Start of Provided information
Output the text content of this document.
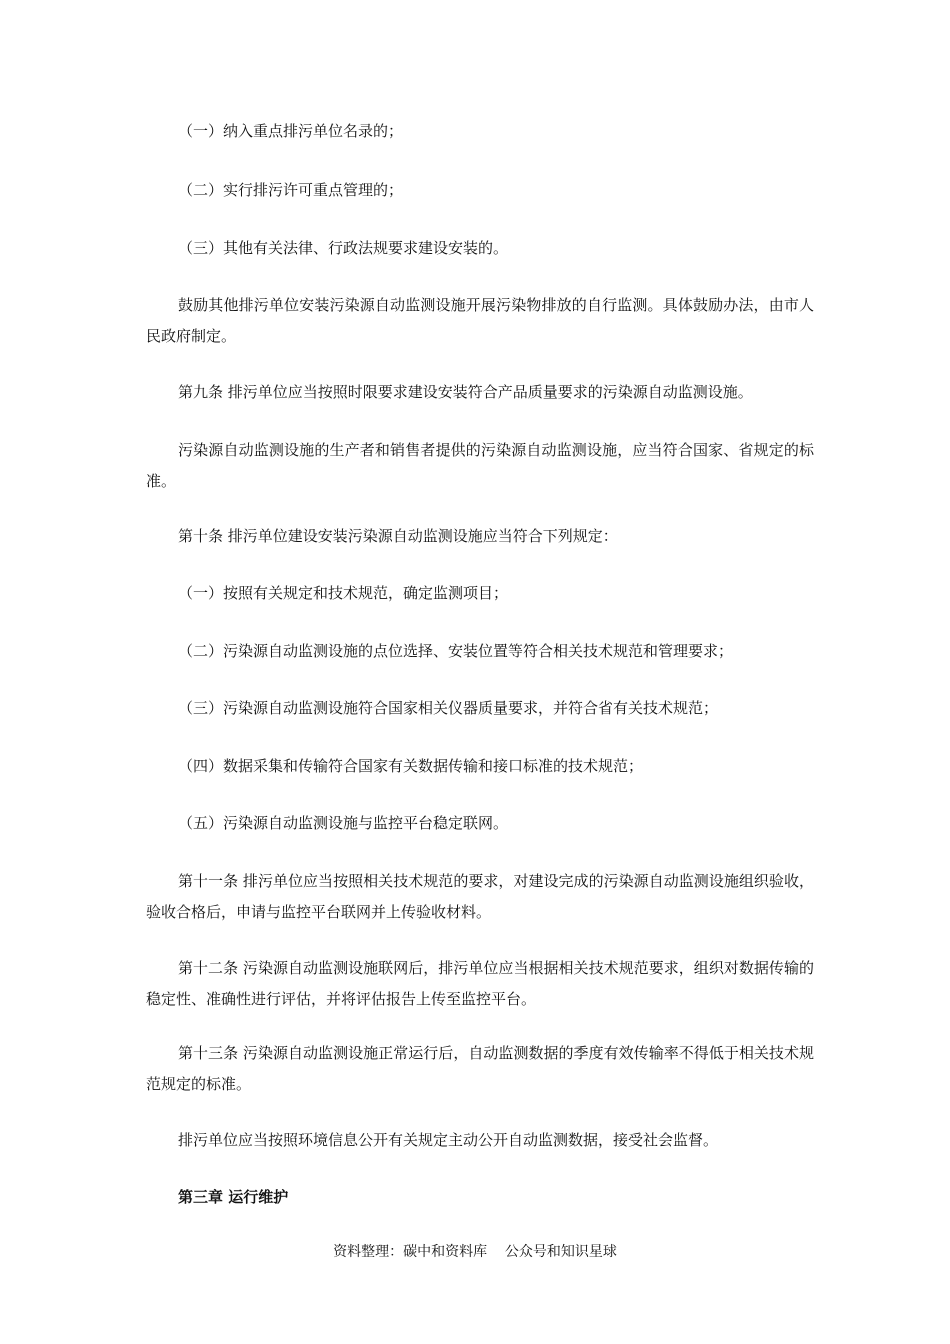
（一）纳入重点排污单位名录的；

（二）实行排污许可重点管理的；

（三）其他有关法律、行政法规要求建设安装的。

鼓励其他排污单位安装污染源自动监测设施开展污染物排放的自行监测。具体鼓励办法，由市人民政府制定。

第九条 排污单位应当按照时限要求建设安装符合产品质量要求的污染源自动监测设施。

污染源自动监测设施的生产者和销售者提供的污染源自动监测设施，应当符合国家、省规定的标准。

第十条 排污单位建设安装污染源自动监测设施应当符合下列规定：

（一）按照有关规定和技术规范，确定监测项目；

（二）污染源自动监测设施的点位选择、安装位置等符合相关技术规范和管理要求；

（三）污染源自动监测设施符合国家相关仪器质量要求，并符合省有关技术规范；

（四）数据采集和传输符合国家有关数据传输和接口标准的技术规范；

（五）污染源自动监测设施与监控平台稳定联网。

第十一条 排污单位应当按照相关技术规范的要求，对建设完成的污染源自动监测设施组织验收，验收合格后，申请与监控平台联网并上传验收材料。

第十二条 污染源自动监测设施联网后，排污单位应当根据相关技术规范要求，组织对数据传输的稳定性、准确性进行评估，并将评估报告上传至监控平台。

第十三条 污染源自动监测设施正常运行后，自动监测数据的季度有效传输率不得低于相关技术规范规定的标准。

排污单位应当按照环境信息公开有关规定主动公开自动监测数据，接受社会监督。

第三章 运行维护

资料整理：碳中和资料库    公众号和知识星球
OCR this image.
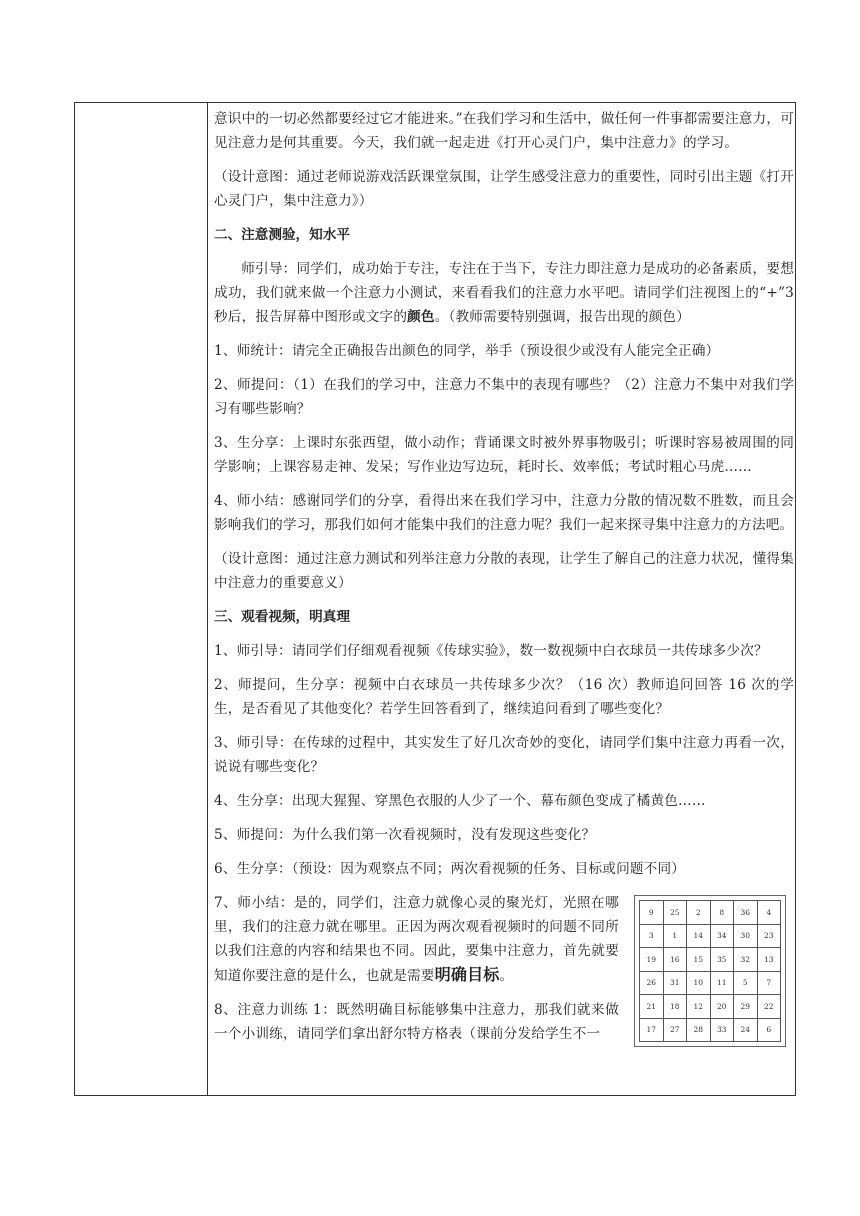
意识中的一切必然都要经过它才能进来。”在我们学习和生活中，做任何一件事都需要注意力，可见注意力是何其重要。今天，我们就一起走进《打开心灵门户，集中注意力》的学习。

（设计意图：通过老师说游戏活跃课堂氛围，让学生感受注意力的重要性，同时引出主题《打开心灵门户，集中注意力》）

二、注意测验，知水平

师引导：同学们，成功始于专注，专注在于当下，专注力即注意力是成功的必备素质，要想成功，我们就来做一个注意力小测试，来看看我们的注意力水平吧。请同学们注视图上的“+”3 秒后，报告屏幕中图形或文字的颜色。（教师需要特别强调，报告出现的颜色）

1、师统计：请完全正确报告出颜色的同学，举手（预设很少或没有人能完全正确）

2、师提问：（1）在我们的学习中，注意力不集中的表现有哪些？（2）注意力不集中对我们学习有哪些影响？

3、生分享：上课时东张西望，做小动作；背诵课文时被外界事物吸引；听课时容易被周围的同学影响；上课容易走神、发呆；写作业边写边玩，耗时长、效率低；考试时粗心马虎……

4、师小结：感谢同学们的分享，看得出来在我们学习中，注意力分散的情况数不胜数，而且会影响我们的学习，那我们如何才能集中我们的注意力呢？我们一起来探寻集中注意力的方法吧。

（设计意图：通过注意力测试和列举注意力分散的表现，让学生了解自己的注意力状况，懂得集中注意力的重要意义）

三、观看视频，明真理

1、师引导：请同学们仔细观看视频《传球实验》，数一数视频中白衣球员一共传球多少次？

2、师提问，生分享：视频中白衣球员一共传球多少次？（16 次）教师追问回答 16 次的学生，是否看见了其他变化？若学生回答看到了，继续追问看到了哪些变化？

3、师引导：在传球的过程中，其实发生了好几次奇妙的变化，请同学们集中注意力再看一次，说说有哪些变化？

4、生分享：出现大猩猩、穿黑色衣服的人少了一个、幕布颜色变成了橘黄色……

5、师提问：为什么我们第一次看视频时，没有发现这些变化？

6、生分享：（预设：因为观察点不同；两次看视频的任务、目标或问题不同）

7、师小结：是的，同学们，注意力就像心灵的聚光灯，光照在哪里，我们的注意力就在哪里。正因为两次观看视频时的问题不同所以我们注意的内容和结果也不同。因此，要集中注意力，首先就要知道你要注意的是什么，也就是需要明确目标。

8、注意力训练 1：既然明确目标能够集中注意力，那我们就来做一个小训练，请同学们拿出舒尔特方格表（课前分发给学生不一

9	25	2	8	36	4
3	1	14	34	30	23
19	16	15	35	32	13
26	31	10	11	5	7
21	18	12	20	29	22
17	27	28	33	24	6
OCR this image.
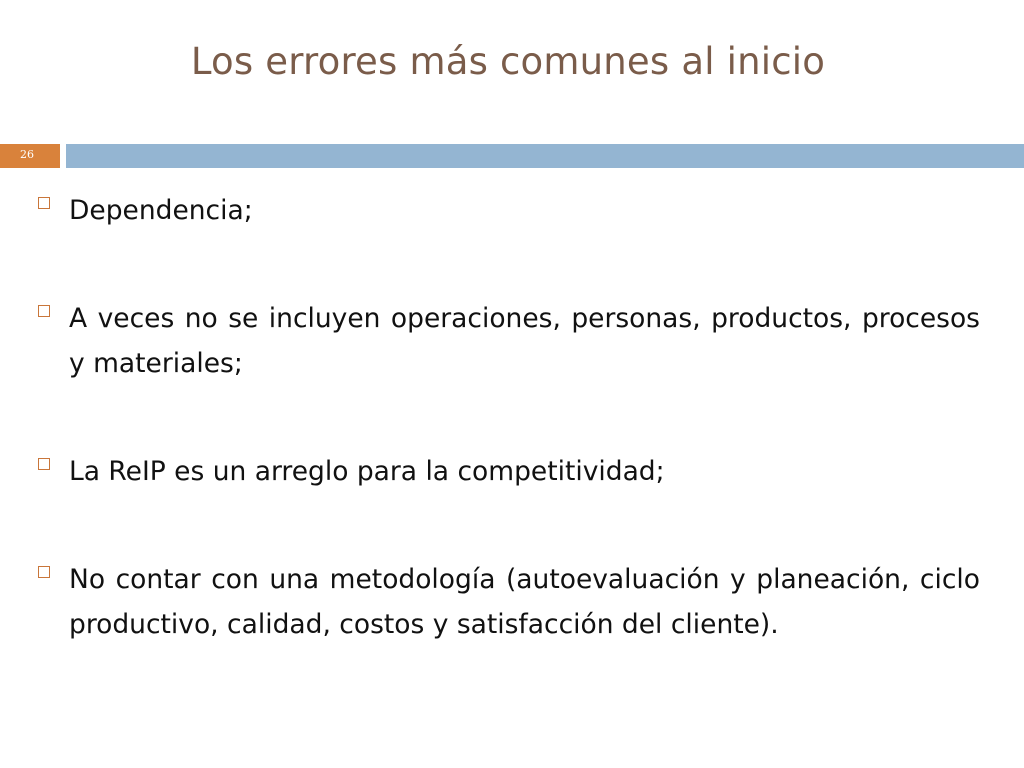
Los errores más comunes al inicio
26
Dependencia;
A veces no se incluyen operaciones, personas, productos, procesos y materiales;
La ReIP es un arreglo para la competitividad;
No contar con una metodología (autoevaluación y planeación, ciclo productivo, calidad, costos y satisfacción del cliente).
End of Provided information
• [Task instructions]: Pictures excluded, quote all the data above exactly.

• [Completed exercise]:
Output the text content of this document.
（一）纳入重点排污单位名录的；

（二）实行排污许可重点管理的；

（三）其他有关法律、行政法规要求建设安装的。

鼓励其他排污单位安装污染源自动监测设施开展污染物排放的自行监测。具体鼓励办法，由市人民政府制定。

第九条 排污单位应当按照时限要求建设安装符合产品质量要求的污染源自动监测设施。

污染源自动监测设施的生产者和销售者提供的污染源自动监测设施，应当符合国家、省规定的标准。

第十条 排污单位建设安装污染源自动监测设施应当符合下列规定：

（一）按照有关规定和技术规范，确定监测项目；

（二）污染源自动监测设施的点位选择、安装位置等符合相关技术规范和管理要求；

（三）污染源自动监测设施符合国家相关仪器质量要求，并符合省有关技术规范；

（四）数据采集和传输符合国家有关数据传输和接口标准的技术规范；

（五）污染源自动监测设施与监控平台稳定联网。

第十一条 排污单位应当按照相关技术规范的要求，对建设完成的污染源自动监测设施组织验收，验收合格后，申请与监控平台联网并上传验收材料。

第十二条 污染源自动监测设施联网后，排污单位应当根据相关技术规范要求，组织对数据传输的稳定性、准确性进行评估，并将评估报告上传至监控平台。

第十三条 污染源自动监测设施正常运行后，自动监测数据的季度有效传输率不得低于相关技术规范规定的标准。

排污单位应当按照环境信息公开有关规定主动公开自动监测数据，接受社会监督。

第三章 运行维护

资料整理：碳中和资料库    公众号和知识星球
OCR this image.
意识中的一切必然都要经过它才能进来。”在我们学习和生活中，做任何一件事都需要注意力，可见注意力是何其重要。今天，我们就一起走进《打开心灵门户，集中注意力》的学习。

（设计意图：通过老师说游戏活跃课堂氛围，让学生感受注意力的重要性，同时引出主题《打开心灵门户，集中注意力》）

二、注意测验，知水平

师引导：同学们，成功始于专注，专注在于当下，专注力即注意力是成功的必备素质，要想成功，我们就来做一个注意力小测试，来看看我们的注意力水平吧。请同学们注视图上的“+”3 秒后，报告屏幕中图形或文字的颜色。（教师需要特别强调，报告出现的颜色）

1、师统计：请完全正确报告出颜色的同学，举手（预设很少或没有人能完全正确）

2、师提问：（1）在我们的学习中，注意力不集中的表现有哪些？（2）注意力不集中对我们学习有哪些影响？

3、生分享：上课时东张西望，做小动作；背诵课文时被外界事物吸引；听课时容易被周围的同学影响；上课容易走神、发呆；写作业边写边玩，耗时长、效率低；考试时粗心马虎……

4、师小结：感谢同学们的分享，看得出来在我们学习中，注意力分散的情况数不胜数，而且会影响我们的学习，那我们如何才能集中我们的注意力呢？我们一起来探寻集中注意力的方法吧。

（设计意图：通过注意力测试和列举注意力分散的表现，让学生了解自己的注意力状况，懂得集中注意力的重要意义）

三、观看视频，明真理

1、师引导：请同学们仔细观看视频《传球实验》，数一数视频中白衣球员一共传球多少次？

2、师提问，生分享：视频中白衣球员一共传球多少次？（16 次）教师追问回答 16 次的学生，是否看见了其他变化？若学生回答看到了，继续追问看到了哪些变化？

3、师引导：在传球的过程中，其实发生了好几次奇妙的变化，请同学们集中注意力再看一次，说说有哪些变化？

4、生分享：出现大猩猩、穿黑色衣服的人少了一个、幕布颜色变成了橘黄色……

5、师提问：为什么我们第一次看视频时，没有发现这些变化？

6、生分享：（预设：因为观察点不同；两次看视频的任务、目标或问题不同）

7、师小结：是的，同学们，注意力就像心灵的聚光灯，光照在哪里，我们的注意力就在哪里。正因为两次观看视频时的问题不同所以我们注意的内容和结果也不同。因此，要集中注意力，首先就要知道你要注意的是什么，也就是需要明确目标。

8、注意力训练 1：既然明确目标能够集中注意力，那我们就来做一个小训练，请同学们拿出舒尔特方格表（课前分发给学生不一

9	25	2	8	36	4
3	1	14	34	30	23
19	16	15	35	32	13
26	31	10	11	5	7
21	18	12	20	29	22
17	27	28	33	24	6
OCR this image.
Los errores más comunes al inicio
26
Dependencia;
A veces no se incluyen operaciones, personas, productos, procesos y materiales;
La ReIP es un arreglo para la competitividad;
No contar con una metodología (autoevaluación y planeación, ciclo productivo, calidad, costos y satisfacción del cliente).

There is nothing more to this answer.